**SET EXERCISE:**
Here are some records; quote them exactly, leaving out the pictures.

**LISTED ENTRIES:**
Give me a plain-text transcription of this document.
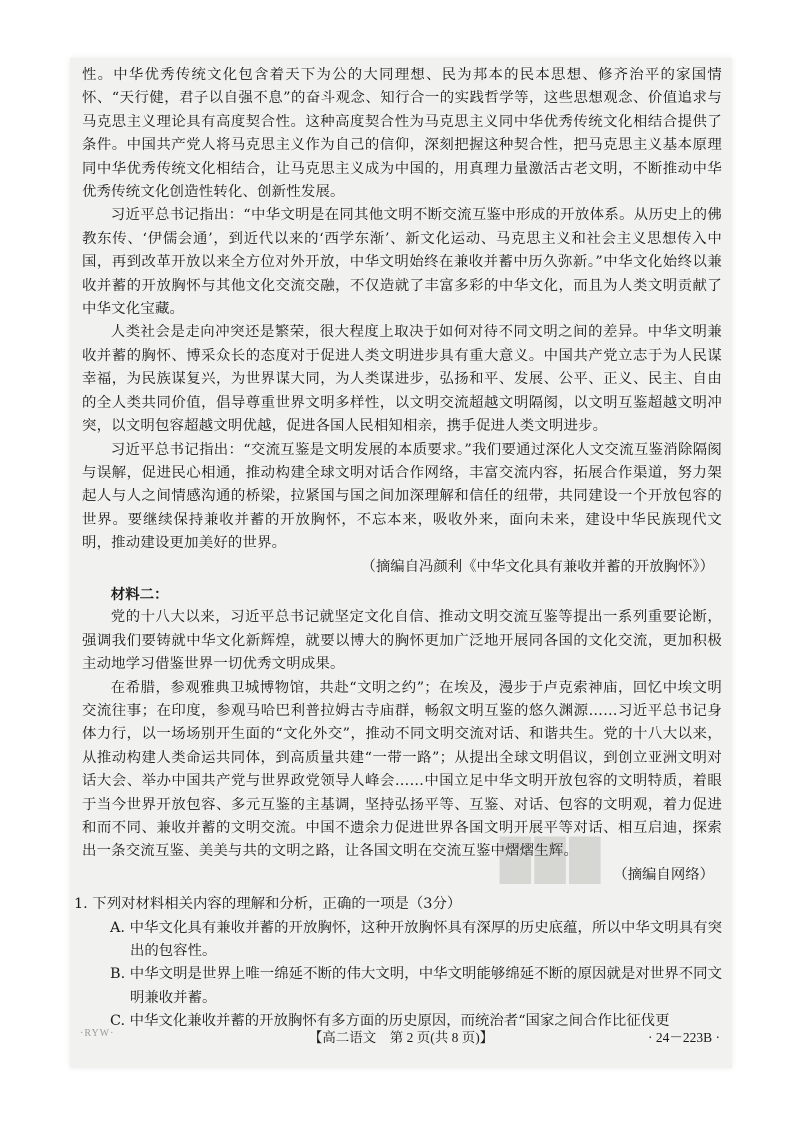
███

性。中华优秀传统文化包含着天下为公的大同理想、民为邦本的民本思想、修齐治平的家国情怀、“天行健，君子以自强不息”的奋斗观念、知行合一的实践哲学等，这些思想观念、价值追求与马克思主义理论具有高度契合性。这种高度契合性为马克思主义同中华优秀传统文化相结合提供了条件。中国共产党人将马克思主义作为自己的信仰，深刻把握这种契合性，把马克思主义基本原理同中华优秀传统文化相结合，让马克思主义成为中国的，用真理力量激活古老文明，不断推动中华优秀传统文化创造性转化、创新性发展。

习近平总书记指出：“中华文明是在同其他文明不断交流互鉴中形成的开放体系。从历史上的佛教东传、‘伊儒会通’，到近代以来的‘西学东渐’、新文化运动、马克思主义和社会主义思想传入中国，再到改革开放以来全方位对外开放，中华文明始终在兼收并蓄中历久弥新。”中华文化始终以兼收并蓄的开放胸怀与其他文化交流交融，不仅造就了丰富多彩的中华文化，而且为人类文明贡献了中华文化宝藏。

人类社会是走向冲突还是繁荣，很大程度上取决于如何对待不同文明之间的差异。中华文明兼收并蓄的胸怀、博采众长的态度对于促进人类文明进步具有重大意义。中国共产党立志于为人民谋幸福，为民族谋复兴，为世界谋大同，为人类谋进步，弘扬和平、发展、公平、正义、民主、自由的全人类共同价值，倡导尊重世界文明多样性，以文明交流超越文明隔阂，以文明互鉴超越文明冲突，以文明包容超越文明优越，促进各国人民相知相亲，携手促进人类文明进步。

习近平总书记指出：“交流互鉴是文明发展的本质要求。”我们要通过深化人文交流互鉴消除隔阂与误解，促进民心相通，推动构建全球文明对话合作网络，丰富交流内容，拓展合作渠道，努力架起人与人之间情感沟通的桥梁，拉紧国与国之间加深理解和信任的纽带，共同建设一个开放包容的世界。要继续保持兼收并蓄的开放胸怀，不忘本来，吸收外来，面向未来，建设中华民族现代文明，推动建设更加美好的世界。

（摘编自冯颜利《中华文化具有兼收并蓄的开放胸怀》）
材料二：

党的十八大以来，习近平总书记就坚定文化自信、推动文明交流互鉴等提出一系列重要论断，强调我们要铸就中华文化新辉煌，就要以博大的胸怀更加广泛地开展同各国的文化交流，更加积极主动地学习借鉴世界一切优秀文明成果。

在希腊，参观雅典卫城博物馆，共赴“文明之约”；在埃及，漫步于卢克索神庙，回忆中埃文明交流往事；在印度，参观马哈巴利普拉姆古寺庙群，畅叙文明互鉴的悠久渊源……习近平总书记身体力行，以一场场别开生面的“文化外交”，推动不同文明交流对话、和谐共生。党的十八大以来，从推动构建人类命运共同体，到高质量共建“一带一路”；从提出全球文明倡议，到创立亚洲文明对话大会、举办中国共产党与世界政党领导人峰会……中国立足中华文明开放包容的文明特质，着眼于当今世界开放包容、多元互鉴的主基调，坚持弘扬平等、互鉴、对话、包容的文明观，着力促进和而不同、兼收并蓄的文明交流。中国不遗余力促进世界各国文明开展平等对话、相互启迪，探索出一条交流互鉴、美美与共的文明之路，让各国文明在交流互鉴中熠熠生辉。

（摘编自网络）
1. 下列对材料相关内容的理解和分析，正确的一项是（3分）
A. 中华文化具有兼收并蓄的开放胸怀，这种开放胸怀具有深厚的历史底蕴，所以中华文明具有突出的包容性。
B. 中华文明是世界上唯一绵延不断的伟大文明，中华文明能够绵延不断的原因就是对世界不同文明兼收并蓄。
C. 中华文化兼收并蓄的开放胸怀有多方面的历史原因，而统治者“国家之间合作比征伐更
·RYW·	【高二语文　第 2 页(共 8 页)】	· 24－223B ·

**RESPONSE:**
Give me a plain-text transcription of this document.
███

性。中华优秀传统文化包含着天下为公的大同理想、民为邦本的民本思想、修齐治平的家国情怀、“天行健，君子以自强不息”的奋斗观念、知行合一的实践哲学等，这些思想观念、价值追求与马克思主义理论具有高度契合性。这种高度契合性为马克思主义同中华优秀传统文化相结合提供了条件。中国共产党人将马克思主义作为自己的信仰，深刻把握这种契合性，把马克思主义基本原理同中华优秀传统文化相结合，让马克思主义成为中国的，用真理力量激活古老文明，不断推动中华优秀传统文化创造性转化、创新性发展。

习近平总书记指出：“中华文明是在同其他文明不断交流互鉴中形成的开放体系。从历史上的佛教东传、‘伊儒会通’，到近代以来的‘西学东渐’、新文化运动、马克思主义和社会主义思想传入中国，再到改革开放以来全方位对外开放，中华文明始终在兼收并蓄中历久弥新。”中华文化始终以兼收并蓄的开放胸怀与其他文化交流交融，不仅造就了丰富多彩的中华文化，而且为人类文明贡献了中华文化宝藏。

人类社会是走向冲突还是繁荣，很大程度上取决于如何对待不同文明之间的差异。中华文明兼收并蓄的胸怀、博采众长的态度对于促进人类文明进步具有重大意义。中国共产党立志于为人民谋幸福，为民族谋复兴，为世界谋大同，为人类谋进步，弘扬和平、发展、公平、正义、民主、自由的全人类共同价值，倡导尊重世界文明多样性，以文明交流超越文明隔阂，以文明互鉴超越文明冲突，以文明包容超越文明优越，促进各国人民相知相亲，携手促进人类文明进步。

习近平总书记指出：“交流互鉴是文明发展的本质要求。”我们要通过深化人文交流互鉴消除隔阂与误解，促进民心相通，推动构建全球文明对话合作网络，丰富交流内容，拓展合作渠道，努力架起人与人之间情感沟通的桥梁，拉紧国与国之间加深理解和信任的纽带，共同建设一个开放包容的世界。要继续保持兼收并蓄的开放胸怀，不忘本来，吸收外来，面向未来，建设中华民族现代文明，推动建设更加美好的世界。

（摘编自冯颜利《中华文化具有兼收并蓄的开放胸怀》）
材料二：

党的十八大以来，习近平总书记就坚定文化自信、推动文明交流互鉴等提出一系列重要论断，强调我们要铸就中华文化新辉煌，就要以博大的胸怀更加广泛地开展同各国的文化交流，更加积极主动地学习借鉴世界一切优秀文明成果。

在希腊，参观雅典卫城博物馆，共赴“文明之约”；在埃及，漫步于卢克索神庙，回忆中埃文明交流往事；在印度，参观马哈巴利普拉姆古寺庙群，畅叙文明互鉴的悠久渊源……习近平总书记身体力行，以一场场别开生面的“文化外交”，推动不同文明交流对话、和谐共生。党的十八大以来，从推动构建人类命运共同体，到高质量共建“一带一路”；从提出全球文明倡议，到创立亚洲文明对话大会、举办中国共产党与世界政党领导人峰会……中国立足中华文明开放包容的文明特质，着眼于当今世界开放包容、多元互鉴的主基调，坚持弘扬平等、互鉴、对话、包容的文明观，着力促进和而不同、兼收并蓄的文明交流。中国不遗余力促进世界各国文明开展平等对话、相互启迪，探索出一条交流互鉴、美美与共的文明之路，让各国文明在交流互鉴中熠熠生辉。

（摘编自网络）
1. 下列对材料相关内容的理解和分析，正确的一项是（3分）
A. 中华文化具有兼收并蓄的开放胸怀，这种开放胸怀具有深厚的历史底蕴，所以中华文明具有突出的包容性。
B. 中华文明是世界上唯一绵延不断的伟大文明，中华文明能够绵延不断的原因就是对世界不同文明兼收并蓄。
C. 中华文化兼收并蓄的开放胸怀有多方面的历史原因，而统治者“国家之间合作比征伐更
·RYW·	【高二语文　第 2 页(共 8 页)】	· 24－223B ·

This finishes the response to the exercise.